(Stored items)
= = =
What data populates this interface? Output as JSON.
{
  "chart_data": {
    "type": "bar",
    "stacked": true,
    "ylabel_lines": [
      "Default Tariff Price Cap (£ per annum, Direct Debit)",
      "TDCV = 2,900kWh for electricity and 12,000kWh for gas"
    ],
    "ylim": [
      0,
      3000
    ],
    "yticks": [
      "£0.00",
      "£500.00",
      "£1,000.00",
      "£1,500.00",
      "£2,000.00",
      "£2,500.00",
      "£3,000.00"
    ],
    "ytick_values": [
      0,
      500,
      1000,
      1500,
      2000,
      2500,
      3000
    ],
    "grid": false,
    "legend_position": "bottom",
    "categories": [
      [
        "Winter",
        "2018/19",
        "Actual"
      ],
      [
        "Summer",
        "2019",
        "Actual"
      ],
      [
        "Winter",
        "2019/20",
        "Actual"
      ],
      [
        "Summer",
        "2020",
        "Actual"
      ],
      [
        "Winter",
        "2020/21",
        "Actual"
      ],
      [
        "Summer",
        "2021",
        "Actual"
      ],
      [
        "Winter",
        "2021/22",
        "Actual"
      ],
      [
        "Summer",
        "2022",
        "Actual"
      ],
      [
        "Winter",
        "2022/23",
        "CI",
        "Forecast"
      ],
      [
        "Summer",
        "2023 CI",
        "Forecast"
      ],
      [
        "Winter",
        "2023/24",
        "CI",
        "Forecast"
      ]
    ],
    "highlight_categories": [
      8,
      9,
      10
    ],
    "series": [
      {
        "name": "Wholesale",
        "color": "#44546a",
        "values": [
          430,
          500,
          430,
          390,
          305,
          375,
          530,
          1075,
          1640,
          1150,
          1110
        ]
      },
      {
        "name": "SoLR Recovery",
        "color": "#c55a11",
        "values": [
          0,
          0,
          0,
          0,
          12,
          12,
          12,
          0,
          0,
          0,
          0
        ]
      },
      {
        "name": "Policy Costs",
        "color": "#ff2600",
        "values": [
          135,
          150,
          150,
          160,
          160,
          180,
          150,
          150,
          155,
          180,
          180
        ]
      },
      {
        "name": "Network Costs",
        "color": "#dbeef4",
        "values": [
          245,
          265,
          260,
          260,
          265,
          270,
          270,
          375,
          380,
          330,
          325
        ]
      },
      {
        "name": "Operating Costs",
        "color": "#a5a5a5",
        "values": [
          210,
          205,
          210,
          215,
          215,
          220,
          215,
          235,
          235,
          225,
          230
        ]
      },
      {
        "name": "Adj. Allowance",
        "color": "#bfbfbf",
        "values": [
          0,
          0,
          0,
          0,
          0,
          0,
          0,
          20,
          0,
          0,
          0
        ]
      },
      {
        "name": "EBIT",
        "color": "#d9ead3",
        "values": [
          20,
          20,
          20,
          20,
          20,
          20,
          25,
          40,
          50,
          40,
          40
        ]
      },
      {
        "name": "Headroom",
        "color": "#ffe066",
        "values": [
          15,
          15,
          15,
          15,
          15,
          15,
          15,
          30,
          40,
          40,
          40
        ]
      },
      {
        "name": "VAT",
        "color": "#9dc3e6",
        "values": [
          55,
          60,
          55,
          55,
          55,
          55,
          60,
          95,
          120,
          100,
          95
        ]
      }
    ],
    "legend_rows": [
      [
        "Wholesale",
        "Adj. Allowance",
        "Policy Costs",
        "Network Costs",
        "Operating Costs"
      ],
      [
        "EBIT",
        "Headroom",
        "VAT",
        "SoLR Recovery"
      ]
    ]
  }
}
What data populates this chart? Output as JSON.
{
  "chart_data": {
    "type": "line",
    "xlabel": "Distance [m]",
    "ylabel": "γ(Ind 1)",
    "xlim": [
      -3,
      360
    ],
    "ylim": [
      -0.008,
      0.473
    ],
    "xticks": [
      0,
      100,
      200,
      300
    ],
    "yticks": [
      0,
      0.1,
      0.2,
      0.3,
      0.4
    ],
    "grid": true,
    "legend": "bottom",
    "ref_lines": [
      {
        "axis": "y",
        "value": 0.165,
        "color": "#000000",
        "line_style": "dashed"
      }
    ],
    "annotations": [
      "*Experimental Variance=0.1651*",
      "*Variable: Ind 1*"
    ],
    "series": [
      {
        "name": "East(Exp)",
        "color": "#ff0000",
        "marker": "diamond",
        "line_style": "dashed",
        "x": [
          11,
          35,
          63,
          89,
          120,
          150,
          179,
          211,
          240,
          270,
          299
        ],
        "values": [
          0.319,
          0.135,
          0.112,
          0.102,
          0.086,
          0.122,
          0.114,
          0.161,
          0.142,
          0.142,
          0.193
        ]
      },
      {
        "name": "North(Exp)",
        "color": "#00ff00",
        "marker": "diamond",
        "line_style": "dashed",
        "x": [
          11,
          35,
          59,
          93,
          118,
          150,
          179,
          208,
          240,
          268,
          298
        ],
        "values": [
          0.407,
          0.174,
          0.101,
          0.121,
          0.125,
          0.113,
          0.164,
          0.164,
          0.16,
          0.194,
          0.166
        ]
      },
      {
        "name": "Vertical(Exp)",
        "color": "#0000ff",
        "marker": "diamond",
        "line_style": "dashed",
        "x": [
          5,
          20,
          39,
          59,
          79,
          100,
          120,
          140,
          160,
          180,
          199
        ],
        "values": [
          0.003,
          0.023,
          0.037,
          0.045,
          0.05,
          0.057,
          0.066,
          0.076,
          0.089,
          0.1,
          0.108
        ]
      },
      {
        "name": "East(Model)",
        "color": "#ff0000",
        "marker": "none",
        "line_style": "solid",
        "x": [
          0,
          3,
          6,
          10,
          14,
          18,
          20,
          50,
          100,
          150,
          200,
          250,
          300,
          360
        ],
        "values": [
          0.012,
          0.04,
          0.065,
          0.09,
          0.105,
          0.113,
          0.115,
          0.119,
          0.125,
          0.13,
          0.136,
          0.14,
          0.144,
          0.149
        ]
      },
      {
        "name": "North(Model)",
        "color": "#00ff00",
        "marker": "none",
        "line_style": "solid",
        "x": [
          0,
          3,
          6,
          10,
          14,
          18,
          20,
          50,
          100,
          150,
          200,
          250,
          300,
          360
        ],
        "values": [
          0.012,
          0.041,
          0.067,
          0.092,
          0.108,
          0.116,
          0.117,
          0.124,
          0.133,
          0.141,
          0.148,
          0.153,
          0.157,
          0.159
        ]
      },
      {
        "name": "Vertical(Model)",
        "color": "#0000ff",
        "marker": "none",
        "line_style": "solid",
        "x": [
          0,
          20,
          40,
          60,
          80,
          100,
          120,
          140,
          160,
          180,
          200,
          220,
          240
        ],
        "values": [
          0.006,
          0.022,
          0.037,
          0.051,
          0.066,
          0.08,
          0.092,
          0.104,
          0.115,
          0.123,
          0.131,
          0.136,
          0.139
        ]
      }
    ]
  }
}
= = =
* The request: Reproduce each entry word for word.

* Written solution:
What data populates this interface? Output as JSON.
{
  "chart_data": {
    "type": "bar",
    "stacked": true,
    "ylabel_lines": [
      "Default Tariff Price Cap (£ per annum, Direct Debit)",
      "TDCV = 2,900kWh for electricity and 12,000kWh for gas"
    ],
    "ylim": [
      0,
      3000
    ],
    "yticks": [
      "£0.00",
      "£500.00",
      "£1,000.00",
      "£1,500.00",
      "£2,000.00",
      "£2,500.00",
      "£3,000.00"
    ],
    "ytick_values": [
      0,
      500,
      1000,
      1500,
      2000,
      2500,
      3000
    ],
    "grid": false,
    "legend_position": "bottom",
    "categories": [
      [
        "Winter",
        "2018/19",
        "Actual"
      ],
      [
        "Summer",
        "2019",
        "Actual"
      ],
      [
        "Winter",
        "2019/20",
        "Actual"
      ],
      [
        "Summer",
        "2020",
        "Actual"
      ],
      [
        "Winter",
        "2020/21",
        "Actual"
      ],
      [
        "Summer",
        "2021",
        "Actual"
      ],
      [
        "Winter",
        "2021/22",
        "Actual"
      ],
      [
        "Summer",
        "2022",
        "Actual"
      ],
      [
        "Winter",
        "2022/23",
        "CI",
        "Forecast"
      ],
      [
        "Summer",
        "2023 CI",
        "Forecast"
      ],
      [
        "Winter",
        "2023/24",
        "CI",
        "Forecast"
      ]
    ],
    "highlight_categories": [
      8,
      9,
      10
    ],
    "series": [
      {
        "name": "Wholesale",
        "color": "#44546a",
        "values": [
          430,
          500,
          430,
          390,
          305,
          375,
          530,
          1075,
          1640,
          1150,
          1110
        ]
      },
      {
        "name": "SoLR Recovery",
        "color": "#c55a11",
        "values": [
          0,
          0,
          0,
          0,
          12,
          12,
          12,
          0,
          0,
          0,
          0
        ]
      },
      {
        "name": "Policy Costs",
        "color": "#ff2600",
        "values": [
          135,
          150,
          150,
          160,
          160,
          180,
          150,
          150,
          155,
          180,
          180
        ]
      },
      {
        "name": "Network Costs",
        "color": "#dbeef4",
        "values": [
          245,
          265,
          260,
          260,
          265,
          270,
          270,
          375,
          380,
          330,
          325
        ]
      },
      {
        "name": "Operating Costs",
        "color": "#a5a5a5",
        "values": [
          210,
          205,
          210,
          215,
          215,
          220,
          215,
          235,
          235,
          225,
          230
        ]
      },
      {
        "name": "Adj. Allowance",
        "color": "#bfbfbf",
        "values": [
          0,
          0,
          0,
          0,
          0,
          0,
          0,
          20,
          0,
          0,
          0
        ]
      },
      {
        "name": "EBIT",
        "color": "#d9ead3",
        "values": [
          20,
          20,
          20,
          20,
          20,
          20,
          25,
          40,
          50,
          40,
          40
        ]
      },
      {
        "name": "Headroom",
        "color": "#ffe066",
        "values": [
          15,
          15,
          15,
          15,
          15,
          15,
          15,
          30,
          40,
          40,
          40
        ]
      },
      {
        "name": "VAT",
        "color": "#9dc3e6",
        "values": [
          55,
          60,
          55,
          55,
          55,
          55,
          60,
          95,
          120,
          100,
          95
        ]
      }
    ],
    "legend_rows": [
      [
        "Wholesale",
        "Adj. Allowance",
        "Policy Costs",
        "Network Costs",
        "Operating Costs"
      ],
      [
        "EBIT",
        "Headroom",
        "VAT",
        "SoLR Recovery"
      ]
    ]
  }
}
What data populates this chart? Output as JSON.
{
  "chart_data": {
    "type": "line",
    "xlabel": "Distance [m]",
    "ylabel": "γ(Ind 1)",
    "xlim": [
      -3,
      360
    ],
    "ylim": [
      -0.008,
      0.473
    ],
    "xticks": [
      0,
      100,
      200,
      300
    ],
    "yticks": [
      0,
      0.1,
      0.2,
      0.3,
      0.4
    ],
    "grid": true,
    "legend": "bottom",
    "ref_lines": [
      {
        "axis": "y",
        "value": 0.165,
        "color": "#000000",
        "line_style": "dashed"
      }
    ],
    "annotations": [
      "*Experimental Variance=0.1651*",
      "*Variable: Ind 1*"
    ],
    "series": [
      {
        "name": "East(Exp)",
        "color": "#ff0000",
        "marker": "diamond",
        "line_style": "dashed",
        "x": [
          11,
          35,
          63,
          89,
          120,
          150,
          179,
          211,
          240,
          270,
          299
        ],
        "values": [
          0.319,
          0.135,
          0.112,
          0.102,
          0.086,
          0.122,
          0.114,
          0.161,
          0.142,
          0.142,
          0.193
        ]
      },
      {
        "name": "North(Exp)",
        "color": "#00ff00",
        "marker": "diamond",
        "line_style": "dashed",
        "x": [
          11,
          35,
          59,
          93,
          118,
          150,
          179,
          208,
          240,
          268,
          298
        ],
        "values": [
          0.407,
          0.174,
          0.101,
          0.121,
          0.125,
          0.113,
          0.164,
          0.164,
          0.16,
          0.194,
          0.166
        ]
      },
      {
        "name": "Vertical(Exp)",
        "color": "#0000ff",
        "marker": "diamond",
        "line_style": "dashed",
        "x": [
          5,
          20,
          39,
          59,
          79,
          100,
          120,
          140,
          160,
          180,
          199
        ],
        "values": [
          0.003,
          0.023,
          0.037,
          0.045,
          0.05,
          0.057,
          0.066,
          0.076,
          0.089,
          0.1,
          0.108
        ]
      },
      {
        "name": "East(Model)",
        "color": "#ff0000",
        "marker": "none",
        "line_style": "solid",
        "x": [
          0,
          3,
          6,
          10,
          14,
          18,
          20,
          50,
          100,
          150,
          200,
          250,
          300,
          360
        ],
        "values": [
          0.012,
          0.04,
          0.065,
          0.09,
          0.105,
          0.113,
          0.115,
          0.119,
          0.125,
          0.13,
          0.136,
          0.14,
          0.144,
          0.149
        ]
      },
      {
        "name": "North(Model)",
        "color": "#00ff00",
        "marker": "none",
        "line_style": "solid",
        "x": [
          0,
          3,
          6,
          10,
          14,
          18,
          20,
          50,
          100,
          150,
          200,
          250,
          300,
          360
        ],
        "values": [
          0.012,
          0.041,
          0.067,
          0.092,
          0.108,
          0.116,
          0.117,
          0.124,
          0.133,
          0.141,
          0.148,
          0.153,
          0.157,
          0.159
        ]
      },
      {
        "name": "Vertical(Model)",
        "color": "#0000ff",
        "marker": "none",
        "line_style": "solid",
        "x": [
          0,
          20,
          40,
          60,
          80,
          100,
          120,
          140,
          160,
          180,
          200,
          220,
          240
        ],
        "values": [
          0.006,
          0.022,
          0.037,
          0.051,
          0.066,
          0.08,
          0.092,
          0.104,
          0.115,
          0.123,
          0.131,
          0.136,
          0.139
        ]
      }
    ]
  }
}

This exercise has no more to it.